— Start DATASET EXCERPTS —

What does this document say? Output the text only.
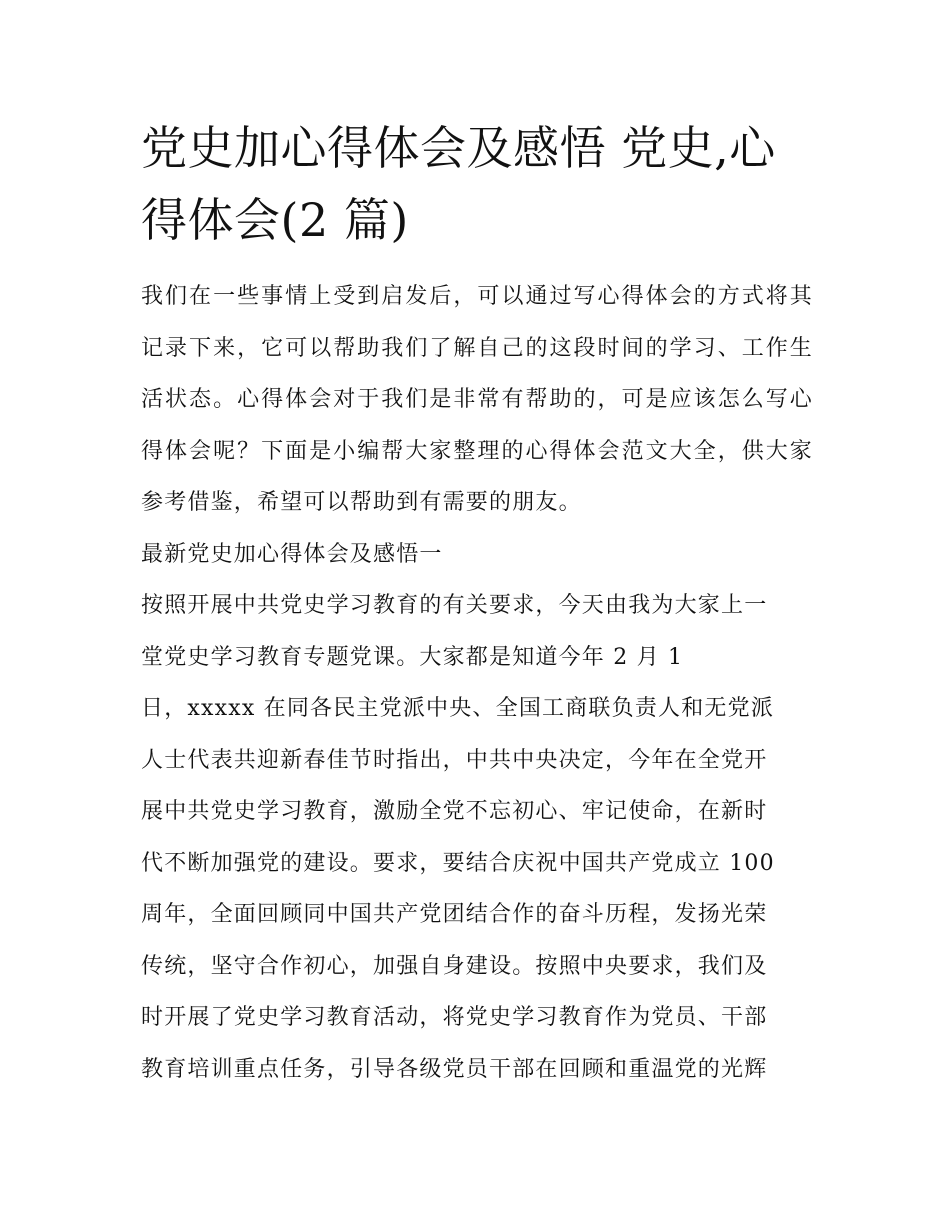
党史加心得体会及感悟 党史,心得体会(2 篇)

我们在一些事情上受到启发后，可以通过写心得体会的方式将其记录下来，它可以帮助我们了解自己的这段时间的学习、工作生活状态。心得体会对于我们是非常有帮助的，可是应该怎么写心得体会呢？下面是小编帮大家整理的心得体会范文大全，供大家参考借鉴，希望可以帮助到有需要的朋友。

最新党史加心得体会及感悟一

按照开展中共党史学习教育的有关要求，今天由我为大家上一

堂党史学习教育专题党课。大家都是知道今年 2 月 1

日，xxxxx 在同各民主党派中央、全国工商联负责人和无党派

人士代表共迎新春佳节时指出，中共中央决定，今年在全党开

展中共党史学习教育，激励全党不忘初心、牢记使命，在新时

代不断加强党的建设。要求，要结合庆祝中国共产党成立 100

周年，全面回顾同中国共产党团结合作的奋斗历程，发扬光荣

传统，坚守合作初心，加强自身建设。按照中央要求，我们及

时开展了党史学习教育活动，将党史学习教育作为党员、干部

教育培训重点任务，引导各级党员干部在回顾和重温党的光辉
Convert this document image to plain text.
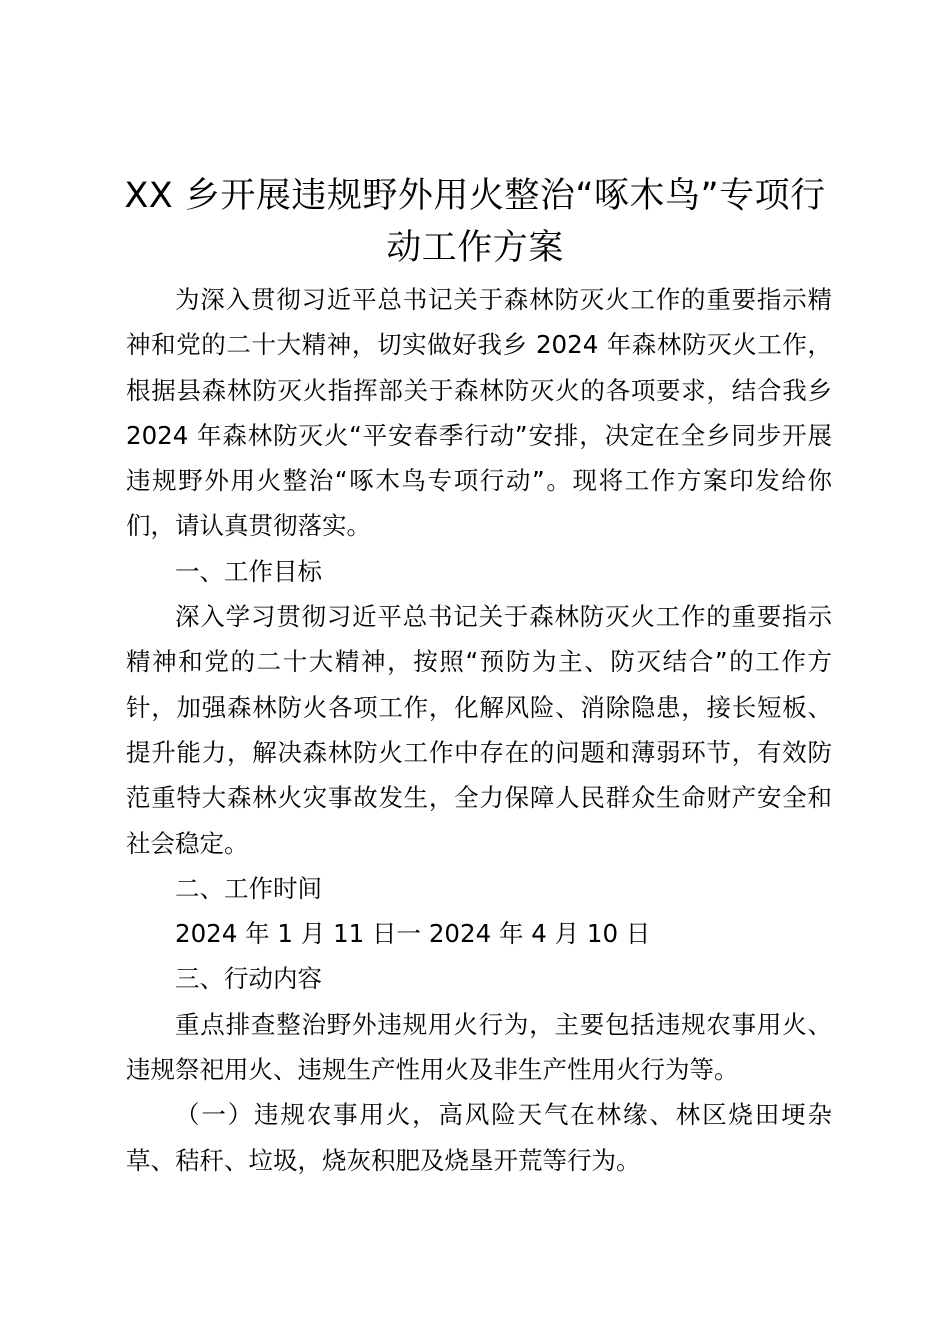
XX 乡开展违规野外用火整治“啄木鸟”专项行动工作方案

为深入贯彻习近平总书记关于森林防灭火工作的重要指示精神和党的二十大精神，切实做好我乡 2024 年森林防灭火工作，根据县森林防灭火指挥部关于森林防灭火的各项要求，结合我乡 2024 年森林防灭火“平安春季行动”安排，决定在全乡同步开展违规野外用火整治“啄木鸟专项行动”。现将工作方案印发给你们，请认真贯彻落实。

一、工作目标

深入学习贯彻习近平总书记关于森林防灭火工作的重要指示精神和党的二十大精神，按照“预防为主、防灭结合”的工作方针，加强森林防火各项工作，化解风险、消除隐患，接长短板、提升能力，解决森林防火工作中存在的问题和薄弱环节，有效防范重特大森林火灾事故发生，全力保障人民群众生命财产安全和社会稳定。

二、工作时间

2024 年 1 月 11 日一 2024 年 4 月 10 日

三、行动内容

重点排查整治野外违规用火行为，主要包括违规农事用火、违规祭祀用火、违规生产性用火及非生产性用火行为等。

（一）违规农事用火，高风险天气在林缘、林区烧田埂杂草、秸秆、垃圾，烧灰积肥及烧垦开荒等行为。
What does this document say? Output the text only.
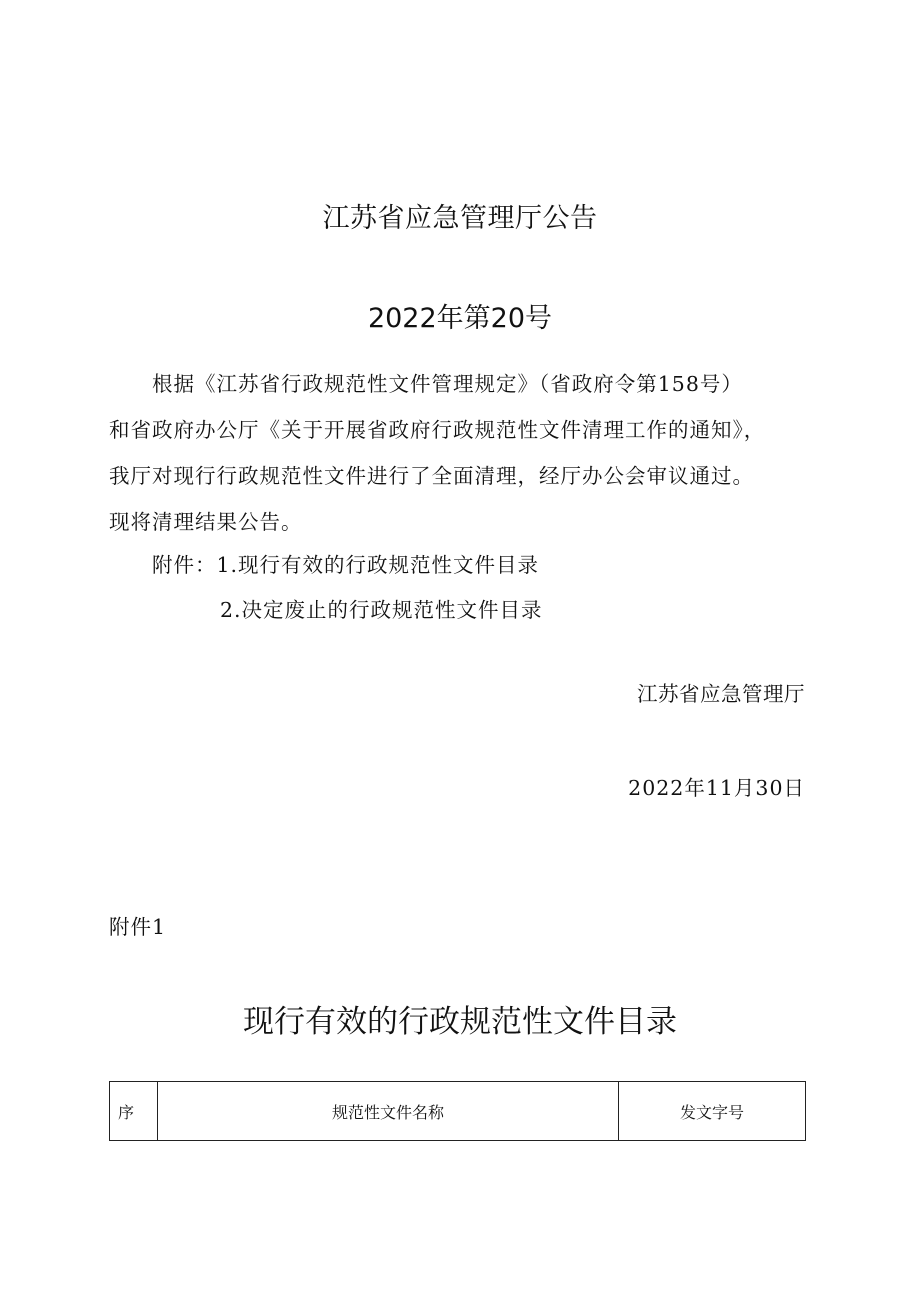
江苏省应急管理厅公告
2022年第20号
根据《江苏省行政规范性文件管理规定》（省政府令第158号）
和省政府办公厅《关于开展省政府行政规范性文件清理工作的通知》，
我厅对现行行政规范性文件进行了全面清理，经厅办公会审议通过。
现将清理结果公告。
附件：1.现行有效的行政规范性文件目录
2.决定废止的行政规范性文件目录
江苏省应急管理厅
2022年11月30日
附件1
现行有效的行政规范性文件目录
序	规范性文件名称	发文字号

— End DATASET EXCERPTS —

> **TASK TO COMPLETE**
Except for the pictures, copy the material above exactly.

> **RESULT**
What does this document say? Output the text only.
党史加心得体会及感悟 党史,心得体会(2 篇)

我们在一些事情上受到启发后，可以通过写心得体会的方式将其记录下来，它可以帮助我们了解自己的这段时间的学习、工作生活状态。心得体会对于我们是非常有帮助的，可是应该怎么写心得体会呢？下面是小编帮大家整理的心得体会范文大全，供大家参考借鉴，希望可以帮助到有需要的朋友。

最新党史加心得体会及感悟一

按照开展中共党史学习教育的有关要求，今天由我为大家上一

堂党史学习教育专题党课。大家都是知道今年 2 月 1

日，xxxxx 在同各民主党派中央、全国工商联负责人和无党派

人士代表共迎新春佳节时指出，中共中央决定，今年在全党开

展中共党史学习教育，激励全党不忘初心、牢记使命，在新时

代不断加强党的建设。要求，要结合庆祝中国共产党成立 100

周年，全面回顾同中国共产党团结合作的奋斗历程，发扬光荣

传统，坚守合作初心，加强自身建设。按照中央要求，我们及

时开展了党史学习教育活动，将党史学习教育作为党员、干部

教育培训重点任务，引导各级党员干部在回顾和重温党的光辉
Convert this document image to plain text.
XX 乡开展违规野外用火整治“啄木鸟”专项行动工作方案

为深入贯彻习近平总书记关于森林防灭火工作的重要指示精神和党的二十大精神，切实做好我乡 2024 年森林防灭火工作，根据县森林防灭火指挥部关于森林防灭火的各项要求，结合我乡 2024 年森林防灭火“平安春季行动”安排，决定在全乡同步开展违规野外用火整治“啄木鸟专项行动”。现将工作方案印发给你们，请认真贯彻落实。

一、工作目标

深入学习贯彻习近平总书记关于森林防灭火工作的重要指示精神和党的二十大精神，按照“预防为主、防灭结合”的工作方针，加强森林防火各项工作，化解风险、消除隐患，接长短板、提升能力，解决森林防火工作中存在的问题和薄弱环节，有效防范重特大森林火灾事故发生，全力保障人民群众生命财产安全和社会稳定。

二、工作时间

2024 年 1 月 11 日一 2024 年 4 月 10 日

三、行动内容

重点排查整治野外违规用火行为，主要包括违规农事用火、违规祭祀用火、违规生产性用火及非生产性用火行为等。

（一）违规农事用火，高风险天气在林缘、林区烧田埂杂草、秸秆、垃圾，烧灰积肥及烧垦开荒等行为。
What does this document say? Output the text only.
江苏省应急管理厅公告
2022年第20号
根据《江苏省行政规范性文件管理规定》（省政府令第158号）
和省政府办公厅《关于开展省政府行政规范性文件清理工作的通知》，
我厅对现行行政规范性文件进行了全面清理，经厅办公会审议通过。
现将清理结果公告。
附件：1.现行有效的行政规范性文件目录
2.决定废止的行政规范性文件目录
江苏省应急管理厅
2022年11月30日
附件1
现行有效的行政规范性文件目录
序	规范性文件名称	发文字号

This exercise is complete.